--- Data to process ---

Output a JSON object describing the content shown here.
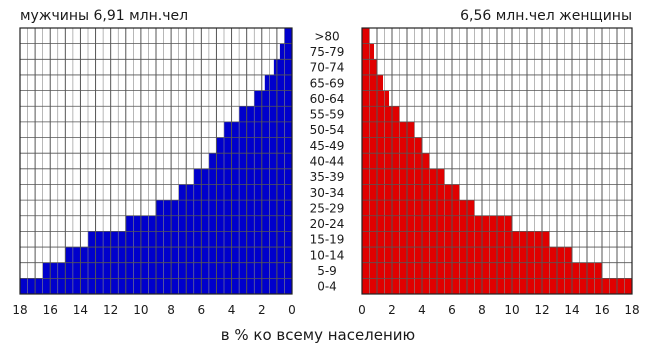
{
  "chart_data": {
    "type": "bar",
    "orientation": "horizontal-population-pyramid",
    "title_left": "мужчины 6,91 млн.чел",
    "title_right": "6,56 млн.чел женщины",
    "xlabel": "в % ко всему населению",
    "unit": "%",
    "xlim": [
      0,
      18
    ],
    "x_ticks": [
      0,
      2,
      4,
      6,
      8,
      10,
      12,
      14,
      16,
      18
    ],
    "grid": true,
    "categories": [
      "0-4",
      "5-9",
      "10-14",
      "15-19",
      "20-24",
      "25-29",
      "30-34",
      "35-39",
      "40-44",
      "45-49",
      "50-54",
      "55-59",
      "60-64",
      "65-69",
      "70-74",
      "75-79",
      ">80"
    ],
    "series": [
      {
        "name": "мужчины",
        "side": "left",
        "color": "#0000cc",
        "values": [
          18,
          16.5,
          15,
          13.5,
          11,
          9,
          7.5,
          6.5,
          5.5,
          5,
          4.5,
          3.5,
          2.5,
          1.8,
          1.2,
          0.8,
          0.5
        ]
      },
      {
        "name": "женщины",
        "side": "right",
        "color": "#e00000",
        "values": [
          18,
          16,
          14,
          12.5,
          10,
          7.5,
          6.5,
          5.5,
          4.5,
          4,
          3.5,
          2.5,
          1.8,
          1.4,
          1,
          0.8,
          0.5
        ]
      }
    ]
  }
}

---

• **The exercise**
Which lines above hold the word "мужчины"? Copy each of them.

• **Exercise result**
    "title_left": "мужчины 6,91 млн.чел",
        "name": "мужчины",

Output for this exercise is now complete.